• [Entries]:
- - - - -

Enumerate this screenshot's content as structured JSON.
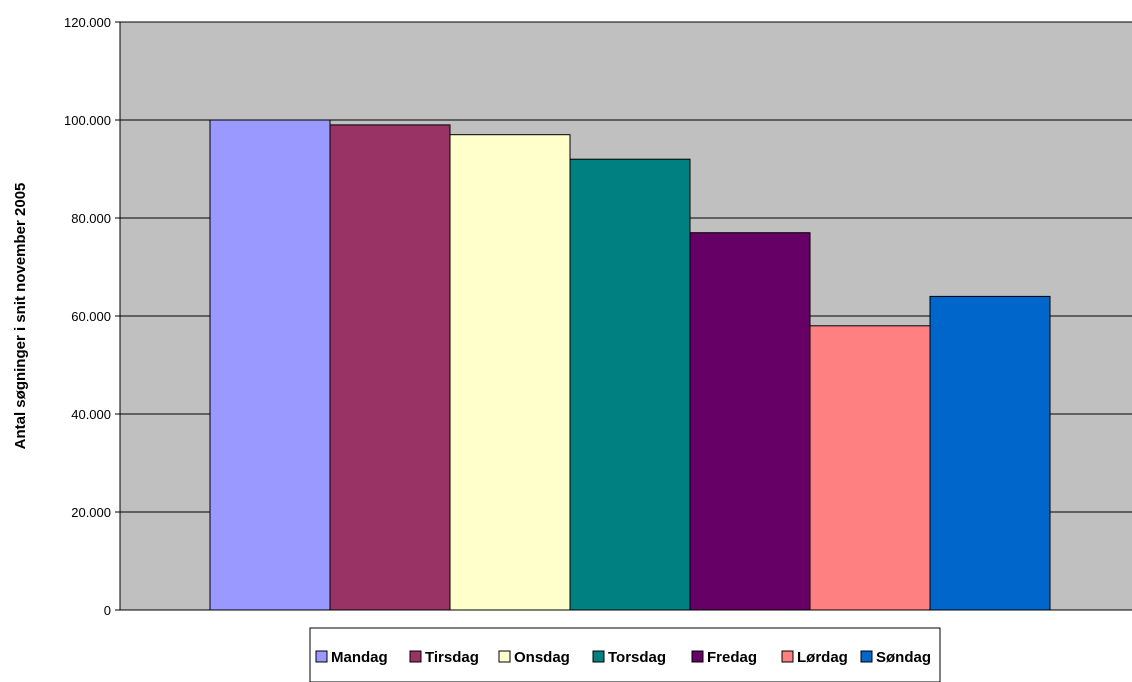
{
  "chart_data": {
    "type": "bar",
    "title": "",
    "xlabel": "",
    "ylabel": "Antal søgninger i snit november 2005",
    "ylim": [
      0,
      120000
    ],
    "y_tick_values": [
      0,
      20000,
      40000,
      60000,
      80000,
      100000,
      120000
    ],
    "y_tick_labels": [
      "0",
      "20.000",
      "40.000",
      "60.000",
      "80.000",
      "100.000",
      "120.000"
    ],
    "grid": true,
    "legend_position": "bottom",
    "plot_background": "#c0c0c0",
    "series": [
      {
        "name": "Mandag",
        "value": 100000,
        "color": "#9999ff"
      },
      {
        "name": "Tirsdag",
        "value": 99000,
        "color": "#993366"
      },
      {
        "name": "Onsdag",
        "value": 97000,
        "color": "#ffffcc"
      },
      {
        "name": "Torsdag",
        "value": 92000,
        "color": "#008080"
      },
      {
        "name": "Fredag",
        "value": 77000,
        "color": "#660066"
      },
      {
        "name": "Lørdag",
        "value": 58000,
        "color": "#ff8080"
      },
      {
        "name": "Søndag",
        "value": 64000,
        "color": "#0066cc"
      }
    ]
  }
}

- - - - -

• [Exercise directions]:
Restate the entire listing word for word, excluding pictures.

• [Final answer]:
Enumerate this screenshot's content as structured JSON.
{
  "chart_data": {
    "type": "bar",
    "title": "",
    "xlabel": "",
    "ylabel": "Antal søgninger i snit november 2005",
    "ylim": [
      0,
      120000
    ],
    "y_tick_values": [
      0,
      20000,
      40000,
      60000,
      80000,
      100000,
      120000
    ],
    "y_tick_labels": [
      "0",
      "20.000",
      "40.000",
      "60.000",
      "80.000",
      "100.000",
      "120.000"
    ],
    "grid": true,
    "legend_position": "bottom",
    "plot_background": "#c0c0c0",
    "series": [
      {
        "name": "Mandag",
        "value": 100000,
        "color": "#9999ff"
      },
      {
        "name": "Tirsdag",
        "value": 99000,
        "color": "#993366"
      },
      {
        "name": "Onsdag",
        "value": 97000,
        "color": "#ffffcc"
      },
      {
        "name": "Torsdag",
        "value": 92000,
        "color": "#008080"
      },
      {
        "name": "Fredag",
        "value": 77000,
        "color": "#660066"
      },
      {
        "name": "Lørdag",
        "value": 58000,
        "color": "#ff8080"
      },
      {
        "name": "Søndag",
        "value": 64000,
        "color": "#0066cc"
      }
    ]
  }
}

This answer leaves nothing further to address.